Problem to solve
Set down all of the data exactly as it appears.

Supplied data

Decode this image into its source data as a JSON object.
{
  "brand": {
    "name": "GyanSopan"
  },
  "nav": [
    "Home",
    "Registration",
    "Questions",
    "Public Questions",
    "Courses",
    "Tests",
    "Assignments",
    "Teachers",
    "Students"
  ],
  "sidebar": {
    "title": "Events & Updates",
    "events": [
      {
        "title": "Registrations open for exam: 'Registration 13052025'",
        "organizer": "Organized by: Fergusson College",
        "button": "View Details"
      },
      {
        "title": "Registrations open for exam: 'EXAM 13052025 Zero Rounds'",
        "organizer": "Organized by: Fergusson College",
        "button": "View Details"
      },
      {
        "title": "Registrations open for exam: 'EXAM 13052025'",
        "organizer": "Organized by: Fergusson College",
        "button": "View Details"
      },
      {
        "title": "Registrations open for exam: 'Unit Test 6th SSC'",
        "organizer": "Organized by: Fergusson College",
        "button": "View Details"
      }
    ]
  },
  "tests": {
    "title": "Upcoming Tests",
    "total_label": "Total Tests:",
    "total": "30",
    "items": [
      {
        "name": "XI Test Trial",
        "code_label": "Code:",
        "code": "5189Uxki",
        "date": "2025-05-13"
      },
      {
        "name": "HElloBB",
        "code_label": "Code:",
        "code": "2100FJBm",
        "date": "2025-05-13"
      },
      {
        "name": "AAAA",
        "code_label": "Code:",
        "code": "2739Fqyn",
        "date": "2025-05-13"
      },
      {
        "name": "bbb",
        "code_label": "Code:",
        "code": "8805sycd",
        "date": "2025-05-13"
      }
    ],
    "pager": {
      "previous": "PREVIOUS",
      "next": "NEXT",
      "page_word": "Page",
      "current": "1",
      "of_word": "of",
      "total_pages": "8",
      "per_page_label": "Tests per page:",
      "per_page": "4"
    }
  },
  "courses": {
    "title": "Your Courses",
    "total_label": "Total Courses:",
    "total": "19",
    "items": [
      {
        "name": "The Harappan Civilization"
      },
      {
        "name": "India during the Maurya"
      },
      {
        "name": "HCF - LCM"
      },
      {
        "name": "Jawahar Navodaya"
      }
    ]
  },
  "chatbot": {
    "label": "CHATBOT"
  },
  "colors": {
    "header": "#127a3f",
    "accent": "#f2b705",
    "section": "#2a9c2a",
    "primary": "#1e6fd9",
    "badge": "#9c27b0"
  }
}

Expected answer
Decode this image into its source data as a JSON object.
{
  "brand": {
    "name": "GyanSopan"
  },
  "nav": [
    "Home",
    "Registration",
    "Questions",
    "Public Questions",
    "Courses",
    "Tests",
    "Assignments",
    "Teachers",
    "Students"
  ],
  "sidebar": {
    "title": "Events & Updates",
    "events": [
      {
        "title": "Registrations open for exam: 'Registration 13052025'",
        "organizer": "Organized by: Fergusson College",
        "button": "View Details"
      },
      {
        "title": "Registrations open for exam: 'EXAM 13052025 Zero Rounds'",
        "organizer": "Organized by: Fergusson College",
        "button": "View Details"
      },
      {
        "title": "Registrations open for exam: 'EXAM 13052025'",
        "organizer": "Organized by: Fergusson College",
        "button": "View Details"
      },
      {
        "title": "Registrations open for exam: 'Unit Test 6th SSC'",
        "organizer": "Organized by: Fergusson College",
        "button": "View Details"
      }
    ]
  },
  "tests": {
    "title": "Upcoming Tests",
    "total_label": "Total Tests:",
    "total": "30",
    "items": [
      {
        "name": "XI Test Trial",
        "code_label": "Code:",
        "code": "5189Uxki",
        "date": "2025-05-13"
      },
      {
        "name": "HElloBB",
        "code_label": "Code:",
        "code": "2100FJBm",
        "date": "2025-05-13"
      },
      {
        "name": "AAAA",
        "code_label": "Code:",
        "code": "2739Fqyn",
        "date": "2025-05-13"
      },
      {
        "name": "bbb",
        "code_label": "Code:",
        "code": "8805sycd",
        "date": "2025-05-13"
      }
    ],
    "pager": {
      "previous": "PREVIOUS",
      "next": "NEXT",
      "page_word": "Page",
      "current": "1",
      "of_word": "of",
      "total_pages": "8",
      "per_page_label": "Tests per page:",
      "per_page": "4"
    }
  },
  "courses": {
    "title": "Your Courses",
    "total_label": "Total Courses:",
    "total": "19",
    "items": [
      {
        "name": "The Harappan Civilization"
      },
      {
        "name": "India during the Maurya"
      },
      {
        "name": "HCF - LCM"
      },
      {
        "name": "Jawahar Navodaya"
      }
    ]
  },
  "chatbot": {
    "label": "CHATBOT"
  },
  "colors": {
    "header": "#127a3f",
    "accent": "#f2b705",
    "section": "#2a9c2a",
    "primary": "#1e6fd9",
    "badge": "#9c27b0"
  }
}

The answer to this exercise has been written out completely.